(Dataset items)
= = = = = = =

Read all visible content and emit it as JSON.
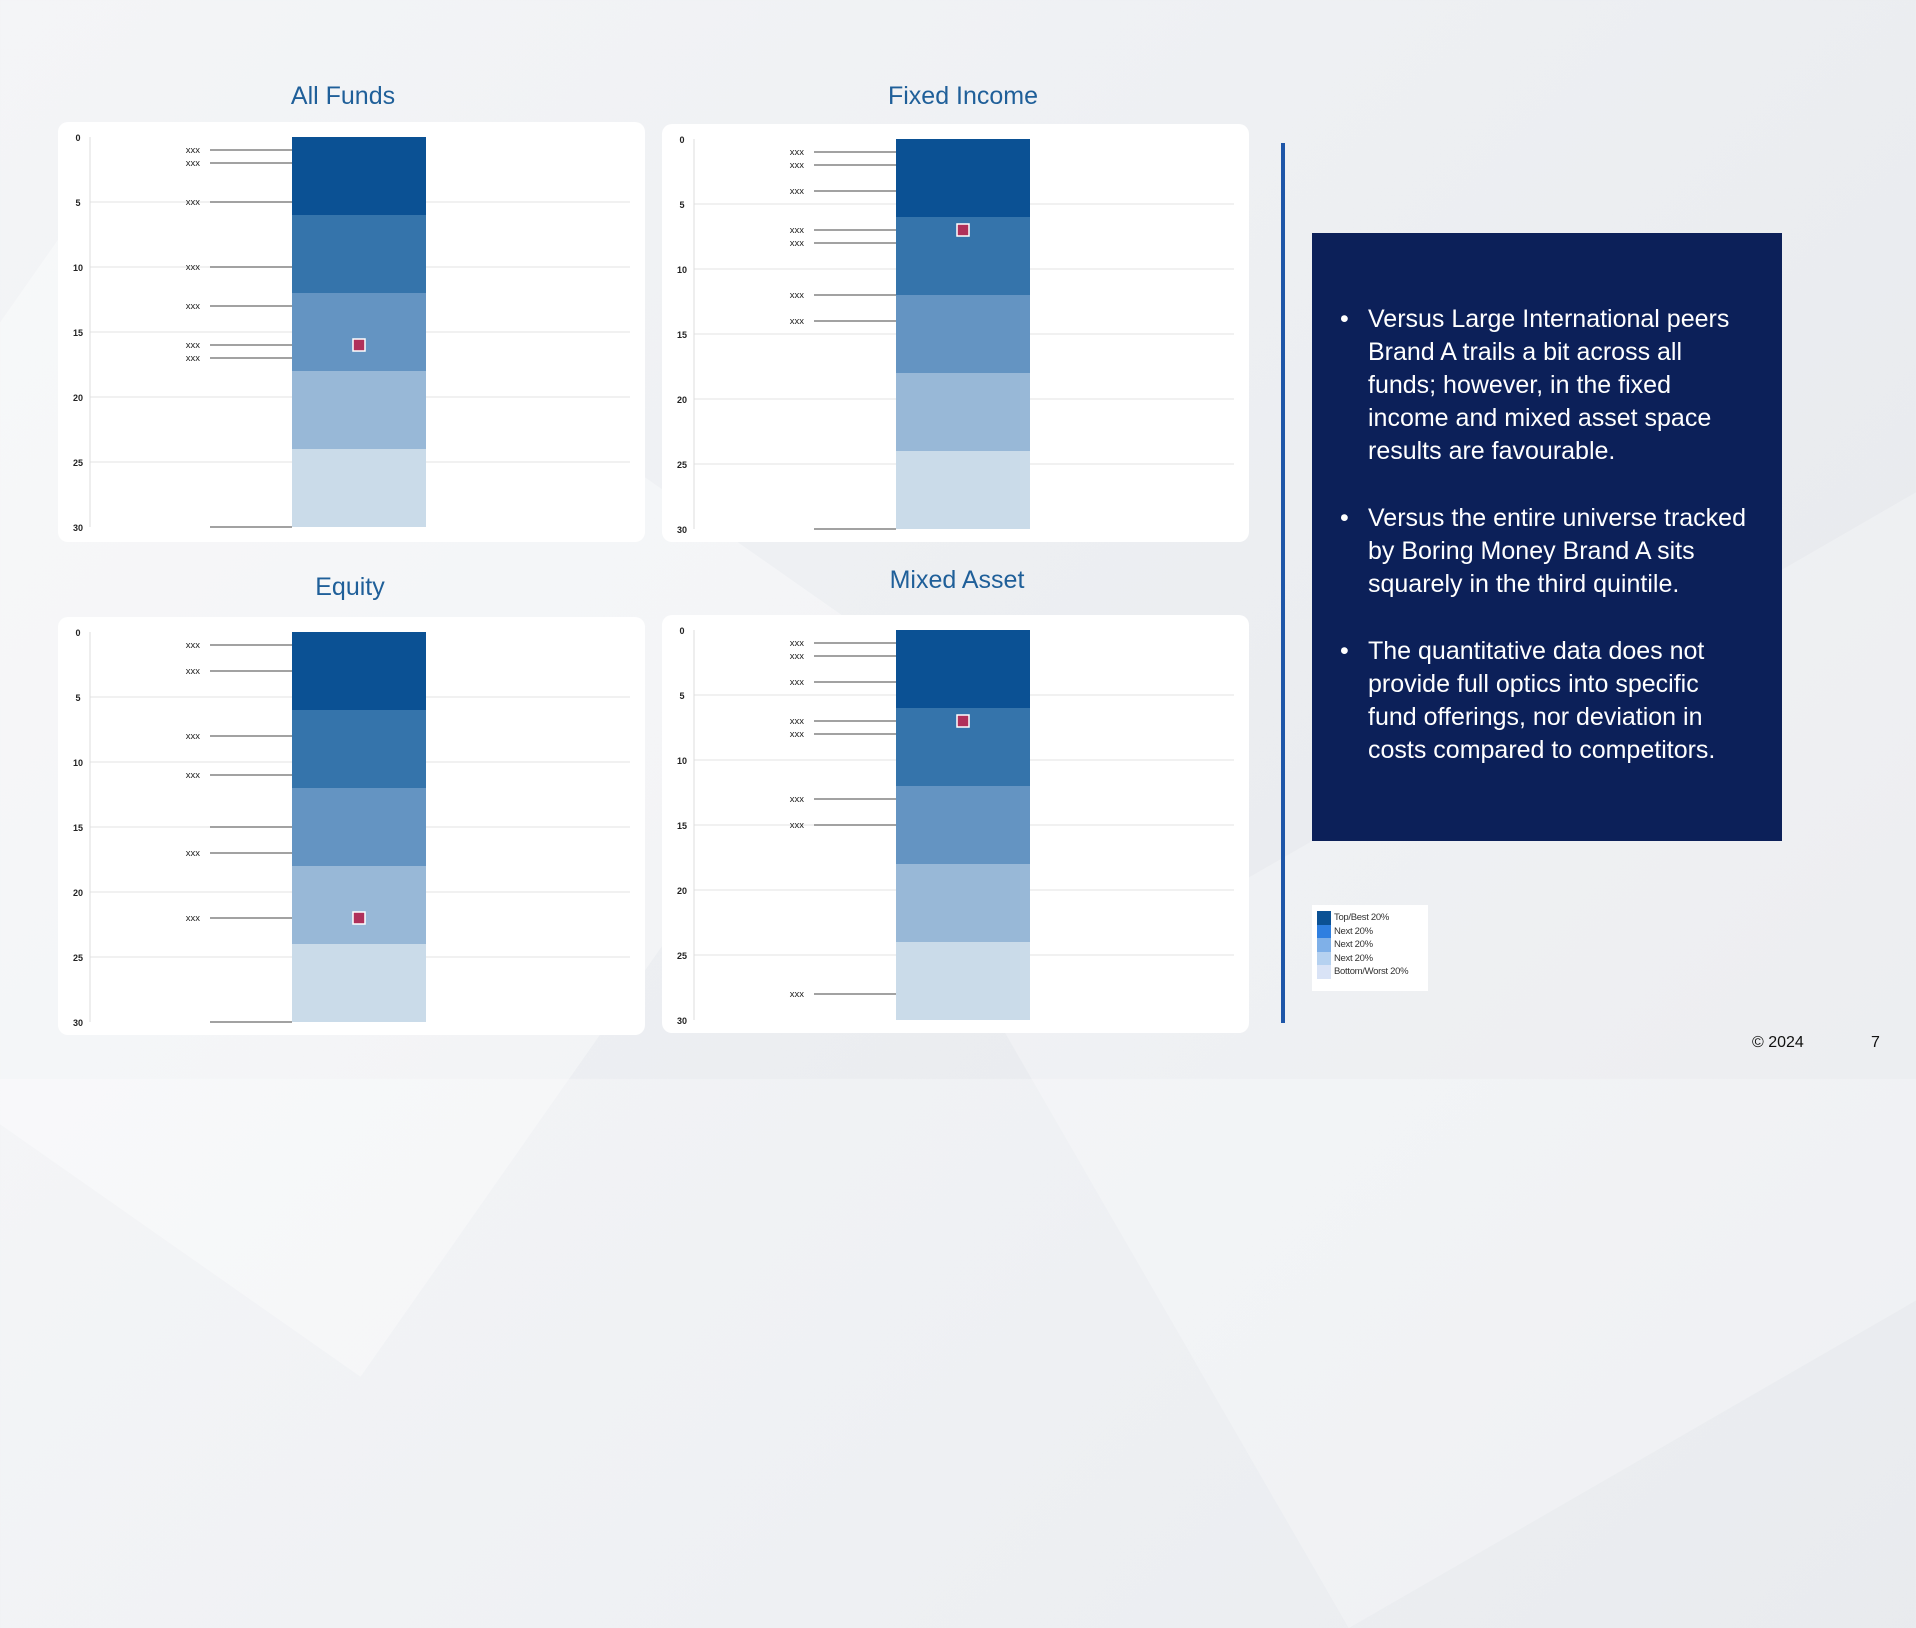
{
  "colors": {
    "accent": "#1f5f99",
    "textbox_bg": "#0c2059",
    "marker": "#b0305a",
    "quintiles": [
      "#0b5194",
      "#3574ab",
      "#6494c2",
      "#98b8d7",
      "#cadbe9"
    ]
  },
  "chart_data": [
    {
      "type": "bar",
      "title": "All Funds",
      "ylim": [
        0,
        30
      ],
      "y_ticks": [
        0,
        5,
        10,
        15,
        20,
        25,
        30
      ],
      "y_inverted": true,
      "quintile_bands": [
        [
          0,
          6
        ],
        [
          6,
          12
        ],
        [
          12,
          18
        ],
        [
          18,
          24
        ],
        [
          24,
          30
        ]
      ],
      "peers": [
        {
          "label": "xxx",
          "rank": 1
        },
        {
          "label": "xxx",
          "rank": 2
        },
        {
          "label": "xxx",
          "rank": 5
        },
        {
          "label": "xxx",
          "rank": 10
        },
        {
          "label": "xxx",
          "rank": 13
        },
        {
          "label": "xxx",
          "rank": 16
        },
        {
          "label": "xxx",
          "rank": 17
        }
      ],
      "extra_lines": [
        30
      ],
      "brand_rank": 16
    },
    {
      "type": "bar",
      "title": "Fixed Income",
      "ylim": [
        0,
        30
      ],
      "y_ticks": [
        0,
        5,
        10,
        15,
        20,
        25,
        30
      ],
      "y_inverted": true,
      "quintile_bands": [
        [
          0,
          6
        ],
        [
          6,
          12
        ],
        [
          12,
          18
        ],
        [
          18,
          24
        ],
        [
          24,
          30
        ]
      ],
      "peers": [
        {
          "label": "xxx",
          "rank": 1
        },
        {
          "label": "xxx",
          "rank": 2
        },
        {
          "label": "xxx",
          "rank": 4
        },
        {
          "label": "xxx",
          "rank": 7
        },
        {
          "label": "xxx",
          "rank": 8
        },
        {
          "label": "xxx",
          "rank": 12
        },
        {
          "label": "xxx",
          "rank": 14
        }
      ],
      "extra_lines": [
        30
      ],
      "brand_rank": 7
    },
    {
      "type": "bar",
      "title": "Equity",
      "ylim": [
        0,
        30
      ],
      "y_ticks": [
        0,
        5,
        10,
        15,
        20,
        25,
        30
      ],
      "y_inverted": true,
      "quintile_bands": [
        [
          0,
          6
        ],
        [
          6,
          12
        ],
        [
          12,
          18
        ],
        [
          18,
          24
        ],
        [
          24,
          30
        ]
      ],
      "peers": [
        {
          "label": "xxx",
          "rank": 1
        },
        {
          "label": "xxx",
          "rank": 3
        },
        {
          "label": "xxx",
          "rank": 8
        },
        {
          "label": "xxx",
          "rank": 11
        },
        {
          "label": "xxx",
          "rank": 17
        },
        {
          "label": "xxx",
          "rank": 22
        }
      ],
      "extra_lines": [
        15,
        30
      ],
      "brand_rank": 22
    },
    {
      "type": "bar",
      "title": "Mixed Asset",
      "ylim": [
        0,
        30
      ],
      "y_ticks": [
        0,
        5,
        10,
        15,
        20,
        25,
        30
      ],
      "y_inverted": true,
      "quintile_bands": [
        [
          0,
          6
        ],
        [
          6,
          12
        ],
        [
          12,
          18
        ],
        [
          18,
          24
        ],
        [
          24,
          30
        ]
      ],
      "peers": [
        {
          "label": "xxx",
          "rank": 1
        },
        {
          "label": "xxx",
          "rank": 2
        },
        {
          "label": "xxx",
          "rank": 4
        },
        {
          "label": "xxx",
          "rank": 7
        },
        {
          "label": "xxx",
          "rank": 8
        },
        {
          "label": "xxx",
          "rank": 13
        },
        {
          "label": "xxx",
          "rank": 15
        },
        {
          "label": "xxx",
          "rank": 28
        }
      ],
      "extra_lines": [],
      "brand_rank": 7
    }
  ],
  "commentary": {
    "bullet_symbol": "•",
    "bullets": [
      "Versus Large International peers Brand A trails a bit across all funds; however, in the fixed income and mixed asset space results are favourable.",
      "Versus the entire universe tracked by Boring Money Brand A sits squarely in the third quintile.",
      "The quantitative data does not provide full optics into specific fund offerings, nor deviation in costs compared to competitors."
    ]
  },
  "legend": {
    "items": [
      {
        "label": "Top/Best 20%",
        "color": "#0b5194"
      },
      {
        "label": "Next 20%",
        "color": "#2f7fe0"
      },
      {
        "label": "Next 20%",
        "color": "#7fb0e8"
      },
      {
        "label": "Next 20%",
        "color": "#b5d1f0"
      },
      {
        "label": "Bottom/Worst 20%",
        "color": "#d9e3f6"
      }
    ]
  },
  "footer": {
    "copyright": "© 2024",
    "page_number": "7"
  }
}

= = = = = = =

Without including any pictures, print each record exactly.

Response to this task:
Read all visible content and emit it as JSON.
{
  "colors": {
    "accent": "#1f5f99",
    "textbox_bg": "#0c2059",
    "marker": "#b0305a",
    "quintiles": [
      "#0b5194",
      "#3574ab",
      "#6494c2",
      "#98b8d7",
      "#cadbe9"
    ]
  },
  "chart_data": [
    {
      "type": "bar",
      "title": "All Funds",
      "ylim": [
        0,
        30
      ],
      "y_ticks": [
        0,
        5,
        10,
        15,
        20,
        25,
        30
      ],
      "y_inverted": true,
      "quintile_bands": [
        [
          0,
          6
        ],
        [
          6,
          12
        ],
        [
          12,
          18
        ],
        [
          18,
          24
        ],
        [
          24,
          30
        ]
      ],
      "peers": [
        {
          "label": "xxx",
          "rank": 1
        },
        {
          "label": "xxx",
          "rank": 2
        },
        {
          "label": "xxx",
          "rank": 5
        },
        {
          "label": "xxx",
          "rank": 10
        },
        {
          "label": "xxx",
          "rank": 13
        },
        {
          "label": "xxx",
          "rank": 16
        },
        {
          "label": "xxx",
          "rank": 17
        }
      ],
      "extra_lines": [
        30
      ],
      "brand_rank": 16
    },
    {
      "type": "bar",
      "title": "Fixed Income",
      "ylim": [
        0,
        30
      ],
      "y_ticks": [
        0,
        5,
        10,
        15,
        20,
        25,
        30
      ],
      "y_inverted": true,
      "quintile_bands": [
        [
          0,
          6
        ],
        [
          6,
          12
        ],
        [
          12,
          18
        ],
        [
          18,
          24
        ],
        [
          24,
          30
        ]
      ],
      "peers": [
        {
          "label": "xxx",
          "rank": 1
        },
        {
          "label": "xxx",
          "rank": 2
        },
        {
          "label": "xxx",
          "rank": 4
        },
        {
          "label": "xxx",
          "rank": 7
        },
        {
          "label": "xxx",
          "rank": 8
        },
        {
          "label": "xxx",
          "rank": 12
        },
        {
          "label": "xxx",
          "rank": 14
        }
      ],
      "extra_lines": [
        30
      ],
      "brand_rank": 7
    },
    {
      "type": "bar",
      "title": "Equity",
      "ylim": [
        0,
        30
      ],
      "y_ticks": [
        0,
        5,
        10,
        15,
        20,
        25,
        30
      ],
      "y_inverted": true,
      "quintile_bands": [
        [
          0,
          6
        ],
        [
          6,
          12
        ],
        [
          12,
          18
        ],
        [
          18,
          24
        ],
        [
          24,
          30
        ]
      ],
      "peers": [
        {
          "label": "xxx",
          "rank": 1
        },
        {
          "label": "xxx",
          "rank": 3
        },
        {
          "label": "xxx",
          "rank": 8
        },
        {
          "label": "xxx",
          "rank": 11
        },
        {
          "label": "xxx",
          "rank": 17
        },
        {
          "label": "xxx",
          "rank": 22
        }
      ],
      "extra_lines": [
        15,
        30
      ],
      "brand_rank": 22
    },
    {
      "type": "bar",
      "title": "Mixed Asset",
      "ylim": [
        0,
        30
      ],
      "y_ticks": [
        0,
        5,
        10,
        15,
        20,
        25,
        30
      ],
      "y_inverted": true,
      "quintile_bands": [
        [
          0,
          6
        ],
        [
          6,
          12
        ],
        [
          12,
          18
        ],
        [
          18,
          24
        ],
        [
          24,
          30
        ]
      ],
      "peers": [
        {
          "label": "xxx",
          "rank": 1
        },
        {
          "label": "xxx",
          "rank": 2
        },
        {
          "label": "xxx",
          "rank": 4
        },
        {
          "label": "xxx",
          "rank": 7
        },
        {
          "label": "xxx",
          "rank": 8
        },
        {
          "label": "xxx",
          "rank": 13
        },
        {
          "label": "xxx",
          "rank": 15
        },
        {
          "label": "xxx",
          "rank": 28
        }
      ],
      "extra_lines": [],
      "brand_rank": 7
    }
  ],
  "commentary": {
    "bullet_symbol": "•",
    "bullets": [
      "Versus Large International peers Brand A trails a bit across all funds; however, in the fixed income and mixed asset space results are favourable.",
      "Versus the entire universe tracked by Boring Money Brand A sits squarely in the third quintile.",
      "The quantitative data does not provide full optics into specific fund offerings, nor deviation in costs compared to competitors."
    ]
  },
  "legend": {
    "items": [
      {
        "label": "Top/Best 20%",
        "color": "#0b5194"
      },
      {
        "label": "Next 20%",
        "color": "#2f7fe0"
      },
      {
        "label": "Next 20%",
        "color": "#7fb0e8"
      },
      {
        "label": "Next 20%",
        "color": "#b5d1f0"
      },
      {
        "label": "Bottom/Worst 20%",
        "color": "#d9e3f6"
      }
    ]
  },
  "footer": {
    "copyright": "© 2024",
    "page_number": "7"
  }
}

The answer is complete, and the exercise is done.